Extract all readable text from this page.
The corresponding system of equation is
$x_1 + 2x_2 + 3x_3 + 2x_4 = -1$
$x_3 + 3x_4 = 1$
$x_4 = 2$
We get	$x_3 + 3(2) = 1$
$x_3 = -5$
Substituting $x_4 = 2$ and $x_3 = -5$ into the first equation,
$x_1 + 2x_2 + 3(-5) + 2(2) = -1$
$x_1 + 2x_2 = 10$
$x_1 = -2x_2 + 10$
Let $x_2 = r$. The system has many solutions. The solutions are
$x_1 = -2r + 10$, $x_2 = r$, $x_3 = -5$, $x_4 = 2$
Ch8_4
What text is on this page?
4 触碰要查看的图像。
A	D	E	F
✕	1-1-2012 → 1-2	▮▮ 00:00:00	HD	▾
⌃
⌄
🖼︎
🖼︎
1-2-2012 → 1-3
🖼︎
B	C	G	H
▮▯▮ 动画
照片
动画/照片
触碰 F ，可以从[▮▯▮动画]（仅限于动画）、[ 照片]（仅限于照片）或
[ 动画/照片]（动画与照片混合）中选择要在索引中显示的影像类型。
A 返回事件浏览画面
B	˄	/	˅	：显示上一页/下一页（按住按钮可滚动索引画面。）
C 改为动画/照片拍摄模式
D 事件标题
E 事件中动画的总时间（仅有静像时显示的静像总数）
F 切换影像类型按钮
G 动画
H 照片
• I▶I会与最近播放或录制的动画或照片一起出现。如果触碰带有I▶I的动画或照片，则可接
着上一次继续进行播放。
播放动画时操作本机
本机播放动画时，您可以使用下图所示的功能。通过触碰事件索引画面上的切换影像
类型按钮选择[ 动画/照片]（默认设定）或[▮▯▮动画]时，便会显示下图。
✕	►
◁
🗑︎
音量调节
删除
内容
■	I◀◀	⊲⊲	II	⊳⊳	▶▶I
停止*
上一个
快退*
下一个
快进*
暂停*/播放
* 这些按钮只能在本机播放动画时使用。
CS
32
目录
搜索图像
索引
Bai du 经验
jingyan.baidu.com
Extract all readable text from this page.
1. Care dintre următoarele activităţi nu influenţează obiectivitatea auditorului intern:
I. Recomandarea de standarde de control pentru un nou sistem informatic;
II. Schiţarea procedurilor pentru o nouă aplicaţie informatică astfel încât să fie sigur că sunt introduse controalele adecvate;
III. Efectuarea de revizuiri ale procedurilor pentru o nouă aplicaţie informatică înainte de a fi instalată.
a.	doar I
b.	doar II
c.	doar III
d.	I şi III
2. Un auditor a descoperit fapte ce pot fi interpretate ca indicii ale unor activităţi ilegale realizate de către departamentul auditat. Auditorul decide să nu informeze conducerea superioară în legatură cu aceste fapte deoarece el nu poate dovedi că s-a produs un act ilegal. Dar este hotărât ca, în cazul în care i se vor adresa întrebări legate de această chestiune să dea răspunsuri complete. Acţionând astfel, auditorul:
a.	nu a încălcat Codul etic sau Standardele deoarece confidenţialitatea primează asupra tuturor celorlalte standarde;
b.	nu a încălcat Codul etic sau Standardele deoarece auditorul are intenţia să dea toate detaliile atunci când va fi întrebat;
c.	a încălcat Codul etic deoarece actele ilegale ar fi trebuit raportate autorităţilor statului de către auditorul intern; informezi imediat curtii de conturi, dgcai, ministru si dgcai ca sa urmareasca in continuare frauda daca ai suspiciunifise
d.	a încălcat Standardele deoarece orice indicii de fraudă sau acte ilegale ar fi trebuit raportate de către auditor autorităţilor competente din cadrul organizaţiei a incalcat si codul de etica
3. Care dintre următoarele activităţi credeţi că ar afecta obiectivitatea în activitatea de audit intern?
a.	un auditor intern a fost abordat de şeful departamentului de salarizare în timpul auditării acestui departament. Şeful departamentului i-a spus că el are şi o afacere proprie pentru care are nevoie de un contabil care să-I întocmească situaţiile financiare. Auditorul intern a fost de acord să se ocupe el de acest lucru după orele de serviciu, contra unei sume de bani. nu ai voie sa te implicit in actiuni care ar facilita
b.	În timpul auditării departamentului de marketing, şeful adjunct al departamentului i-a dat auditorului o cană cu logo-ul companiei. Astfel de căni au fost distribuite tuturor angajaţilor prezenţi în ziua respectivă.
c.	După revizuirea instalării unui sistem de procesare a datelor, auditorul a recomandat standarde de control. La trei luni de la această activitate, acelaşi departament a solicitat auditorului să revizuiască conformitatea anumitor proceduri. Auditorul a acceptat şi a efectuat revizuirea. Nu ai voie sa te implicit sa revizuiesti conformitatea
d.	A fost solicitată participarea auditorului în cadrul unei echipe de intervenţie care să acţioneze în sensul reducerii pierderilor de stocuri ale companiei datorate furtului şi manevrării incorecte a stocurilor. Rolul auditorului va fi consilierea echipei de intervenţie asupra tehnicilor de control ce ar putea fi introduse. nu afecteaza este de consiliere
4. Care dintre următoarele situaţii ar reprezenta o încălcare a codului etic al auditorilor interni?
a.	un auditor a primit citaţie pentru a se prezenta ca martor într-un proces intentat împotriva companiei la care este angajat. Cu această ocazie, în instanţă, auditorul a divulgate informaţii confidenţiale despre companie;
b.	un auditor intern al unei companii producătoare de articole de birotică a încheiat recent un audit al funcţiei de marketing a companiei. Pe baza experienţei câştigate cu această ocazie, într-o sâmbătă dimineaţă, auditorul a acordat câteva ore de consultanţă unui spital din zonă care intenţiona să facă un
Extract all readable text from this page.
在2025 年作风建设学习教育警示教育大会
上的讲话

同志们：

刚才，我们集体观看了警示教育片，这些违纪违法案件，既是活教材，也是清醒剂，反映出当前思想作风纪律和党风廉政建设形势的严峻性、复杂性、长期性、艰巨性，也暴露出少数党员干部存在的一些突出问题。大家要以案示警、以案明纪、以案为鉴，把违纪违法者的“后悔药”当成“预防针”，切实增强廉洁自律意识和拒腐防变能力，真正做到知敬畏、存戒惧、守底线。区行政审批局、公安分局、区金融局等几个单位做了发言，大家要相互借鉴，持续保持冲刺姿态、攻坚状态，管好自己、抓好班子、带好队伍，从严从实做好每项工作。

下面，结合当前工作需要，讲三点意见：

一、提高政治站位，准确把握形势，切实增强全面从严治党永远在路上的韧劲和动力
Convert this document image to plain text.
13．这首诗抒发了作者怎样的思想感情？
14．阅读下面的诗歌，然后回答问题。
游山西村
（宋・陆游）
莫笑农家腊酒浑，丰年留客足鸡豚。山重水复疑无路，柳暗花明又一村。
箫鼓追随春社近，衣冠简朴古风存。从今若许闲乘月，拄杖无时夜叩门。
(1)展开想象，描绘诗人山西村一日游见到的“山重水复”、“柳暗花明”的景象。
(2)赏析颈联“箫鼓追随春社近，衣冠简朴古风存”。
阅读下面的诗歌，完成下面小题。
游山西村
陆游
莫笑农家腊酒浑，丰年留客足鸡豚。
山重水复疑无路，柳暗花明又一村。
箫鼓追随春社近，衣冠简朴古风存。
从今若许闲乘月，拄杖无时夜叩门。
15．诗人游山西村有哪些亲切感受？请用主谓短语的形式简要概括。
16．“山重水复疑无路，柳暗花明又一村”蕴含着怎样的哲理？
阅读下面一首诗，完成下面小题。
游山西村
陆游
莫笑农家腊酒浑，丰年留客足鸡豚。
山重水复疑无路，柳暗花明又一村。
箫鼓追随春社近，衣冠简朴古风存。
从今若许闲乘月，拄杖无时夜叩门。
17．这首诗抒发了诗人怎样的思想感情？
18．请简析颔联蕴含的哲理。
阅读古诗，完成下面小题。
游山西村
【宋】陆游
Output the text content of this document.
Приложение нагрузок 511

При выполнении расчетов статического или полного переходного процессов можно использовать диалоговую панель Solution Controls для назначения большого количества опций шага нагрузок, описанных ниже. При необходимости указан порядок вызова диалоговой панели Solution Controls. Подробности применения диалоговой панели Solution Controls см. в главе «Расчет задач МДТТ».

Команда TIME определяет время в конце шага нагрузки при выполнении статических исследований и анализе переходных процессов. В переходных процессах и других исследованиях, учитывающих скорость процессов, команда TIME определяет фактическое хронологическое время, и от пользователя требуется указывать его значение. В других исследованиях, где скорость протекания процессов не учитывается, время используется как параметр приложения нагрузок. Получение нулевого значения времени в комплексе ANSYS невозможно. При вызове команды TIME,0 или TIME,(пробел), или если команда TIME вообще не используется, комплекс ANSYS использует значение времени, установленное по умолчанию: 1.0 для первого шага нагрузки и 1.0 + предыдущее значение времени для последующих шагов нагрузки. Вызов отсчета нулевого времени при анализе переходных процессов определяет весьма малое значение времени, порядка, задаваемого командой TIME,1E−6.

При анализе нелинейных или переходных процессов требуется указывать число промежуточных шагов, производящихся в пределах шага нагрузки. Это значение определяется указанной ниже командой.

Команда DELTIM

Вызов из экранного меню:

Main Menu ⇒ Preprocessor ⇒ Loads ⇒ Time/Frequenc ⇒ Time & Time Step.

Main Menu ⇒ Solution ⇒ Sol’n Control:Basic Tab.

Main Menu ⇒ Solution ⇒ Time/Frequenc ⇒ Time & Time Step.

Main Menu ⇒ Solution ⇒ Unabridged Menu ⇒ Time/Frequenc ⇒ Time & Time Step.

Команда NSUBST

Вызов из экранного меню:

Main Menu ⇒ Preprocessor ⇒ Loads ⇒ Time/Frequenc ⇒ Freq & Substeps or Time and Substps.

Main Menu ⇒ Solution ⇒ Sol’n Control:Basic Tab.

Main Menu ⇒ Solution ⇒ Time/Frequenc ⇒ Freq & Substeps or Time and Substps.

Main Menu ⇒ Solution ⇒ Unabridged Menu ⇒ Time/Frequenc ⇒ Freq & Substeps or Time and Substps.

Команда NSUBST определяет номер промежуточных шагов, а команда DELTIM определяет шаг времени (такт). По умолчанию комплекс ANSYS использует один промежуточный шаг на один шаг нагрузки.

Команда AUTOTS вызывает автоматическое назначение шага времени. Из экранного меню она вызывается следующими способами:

Exercise brief -
Search the lines above for the string "system", then show every one that has it.

Task result -
The corresponding system of equation is
Let $x_2 = r$. The system has many solutions. The solutions are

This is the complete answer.